* Saved entries:
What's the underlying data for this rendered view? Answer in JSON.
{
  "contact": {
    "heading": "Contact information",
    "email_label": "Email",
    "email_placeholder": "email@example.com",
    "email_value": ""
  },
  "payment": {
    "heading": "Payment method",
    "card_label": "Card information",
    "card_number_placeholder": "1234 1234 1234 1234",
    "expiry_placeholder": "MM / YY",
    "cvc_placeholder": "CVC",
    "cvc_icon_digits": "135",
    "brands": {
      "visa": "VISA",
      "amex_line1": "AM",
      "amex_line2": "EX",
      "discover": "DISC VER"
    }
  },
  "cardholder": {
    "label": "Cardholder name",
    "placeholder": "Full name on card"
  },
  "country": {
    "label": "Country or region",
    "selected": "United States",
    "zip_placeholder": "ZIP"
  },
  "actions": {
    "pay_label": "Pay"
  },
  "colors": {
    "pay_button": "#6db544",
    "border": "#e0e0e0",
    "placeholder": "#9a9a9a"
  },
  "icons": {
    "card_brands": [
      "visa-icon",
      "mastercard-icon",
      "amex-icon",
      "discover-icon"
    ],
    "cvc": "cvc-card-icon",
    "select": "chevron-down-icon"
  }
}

...

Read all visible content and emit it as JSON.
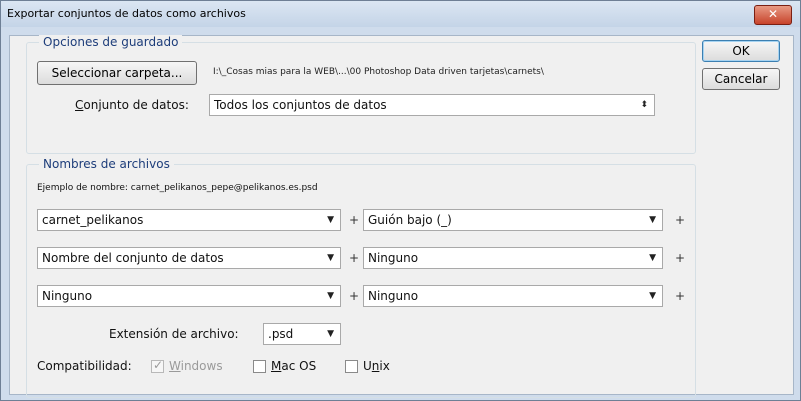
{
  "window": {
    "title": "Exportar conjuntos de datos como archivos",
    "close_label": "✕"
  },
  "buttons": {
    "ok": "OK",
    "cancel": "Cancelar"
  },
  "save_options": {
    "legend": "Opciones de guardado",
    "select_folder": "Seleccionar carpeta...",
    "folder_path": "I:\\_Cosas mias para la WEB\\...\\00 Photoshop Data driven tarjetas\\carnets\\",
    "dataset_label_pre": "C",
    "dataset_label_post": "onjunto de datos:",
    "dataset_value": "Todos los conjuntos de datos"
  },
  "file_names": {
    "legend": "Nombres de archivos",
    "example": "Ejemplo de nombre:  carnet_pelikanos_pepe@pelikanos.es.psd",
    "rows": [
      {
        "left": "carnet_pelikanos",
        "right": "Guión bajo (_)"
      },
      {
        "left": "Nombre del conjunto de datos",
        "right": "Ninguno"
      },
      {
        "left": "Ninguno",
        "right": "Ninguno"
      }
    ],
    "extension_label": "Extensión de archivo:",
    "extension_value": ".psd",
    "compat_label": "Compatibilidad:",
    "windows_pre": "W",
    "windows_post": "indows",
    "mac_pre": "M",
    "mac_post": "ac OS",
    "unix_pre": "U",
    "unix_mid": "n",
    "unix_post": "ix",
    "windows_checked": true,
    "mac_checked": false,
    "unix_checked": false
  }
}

* SET EXERCISE: Go through the entries above and pull out each line with "legend" in it.

* COMPLETED TASK:
    "legend": "Opciones de guardado",
    "legend": "Nombres de archivos",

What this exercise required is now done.